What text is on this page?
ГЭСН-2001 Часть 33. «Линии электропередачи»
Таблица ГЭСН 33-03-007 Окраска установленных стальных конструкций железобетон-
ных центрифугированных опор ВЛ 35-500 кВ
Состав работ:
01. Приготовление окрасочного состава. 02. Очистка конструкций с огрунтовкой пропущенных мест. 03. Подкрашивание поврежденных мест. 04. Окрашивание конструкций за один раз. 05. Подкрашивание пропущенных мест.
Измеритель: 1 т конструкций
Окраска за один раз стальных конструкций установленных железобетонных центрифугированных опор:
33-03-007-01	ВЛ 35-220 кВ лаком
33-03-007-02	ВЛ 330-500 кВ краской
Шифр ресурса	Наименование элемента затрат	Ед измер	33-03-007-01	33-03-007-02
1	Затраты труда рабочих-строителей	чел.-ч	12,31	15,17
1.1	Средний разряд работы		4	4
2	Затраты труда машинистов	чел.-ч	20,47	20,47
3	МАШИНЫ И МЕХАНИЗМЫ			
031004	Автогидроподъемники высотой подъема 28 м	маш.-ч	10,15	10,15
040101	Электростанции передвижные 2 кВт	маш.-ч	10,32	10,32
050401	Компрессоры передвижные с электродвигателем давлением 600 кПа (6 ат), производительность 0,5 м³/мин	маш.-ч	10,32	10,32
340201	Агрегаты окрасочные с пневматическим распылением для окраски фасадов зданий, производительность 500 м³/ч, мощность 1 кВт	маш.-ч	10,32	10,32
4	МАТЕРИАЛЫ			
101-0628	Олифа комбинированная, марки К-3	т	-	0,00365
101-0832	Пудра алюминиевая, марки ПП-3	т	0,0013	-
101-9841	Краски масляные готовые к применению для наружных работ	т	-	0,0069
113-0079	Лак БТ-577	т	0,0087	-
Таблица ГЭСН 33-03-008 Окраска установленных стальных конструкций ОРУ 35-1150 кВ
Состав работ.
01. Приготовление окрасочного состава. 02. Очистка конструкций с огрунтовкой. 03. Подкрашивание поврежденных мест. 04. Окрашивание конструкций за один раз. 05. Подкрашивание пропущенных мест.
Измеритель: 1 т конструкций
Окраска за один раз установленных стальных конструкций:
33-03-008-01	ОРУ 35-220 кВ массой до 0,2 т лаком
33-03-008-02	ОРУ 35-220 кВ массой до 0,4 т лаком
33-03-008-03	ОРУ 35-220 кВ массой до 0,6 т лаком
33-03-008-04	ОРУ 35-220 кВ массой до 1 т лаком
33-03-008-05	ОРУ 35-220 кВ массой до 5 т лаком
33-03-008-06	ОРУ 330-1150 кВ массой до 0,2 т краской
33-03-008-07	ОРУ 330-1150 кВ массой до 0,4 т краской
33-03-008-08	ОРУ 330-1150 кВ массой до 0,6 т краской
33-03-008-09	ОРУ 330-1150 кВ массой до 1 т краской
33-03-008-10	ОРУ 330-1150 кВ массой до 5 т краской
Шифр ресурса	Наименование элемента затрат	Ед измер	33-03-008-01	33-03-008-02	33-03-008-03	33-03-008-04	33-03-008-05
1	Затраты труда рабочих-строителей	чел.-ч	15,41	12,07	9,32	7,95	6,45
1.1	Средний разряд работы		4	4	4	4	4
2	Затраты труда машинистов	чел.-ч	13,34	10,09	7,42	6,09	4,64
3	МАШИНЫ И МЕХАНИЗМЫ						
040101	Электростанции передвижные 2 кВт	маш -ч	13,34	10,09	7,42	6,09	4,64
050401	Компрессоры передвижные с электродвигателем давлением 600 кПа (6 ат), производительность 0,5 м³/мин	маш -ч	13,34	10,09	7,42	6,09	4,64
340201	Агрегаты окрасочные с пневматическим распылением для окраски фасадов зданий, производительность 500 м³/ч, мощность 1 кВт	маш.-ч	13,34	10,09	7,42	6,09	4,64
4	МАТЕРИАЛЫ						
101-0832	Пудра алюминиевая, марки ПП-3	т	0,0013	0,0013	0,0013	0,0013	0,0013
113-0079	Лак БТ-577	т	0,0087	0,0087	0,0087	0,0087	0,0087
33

____________

Gather each line of the listing containing the word "Электростанции" and show it.

» REPLY:
040101	Электростанции передвижные 2 кВт	маш.-ч	10,32	10,32
040101	Электростанции передвижные 2 кВт	маш -ч	13,34	10,09	7,42	6,09	4,64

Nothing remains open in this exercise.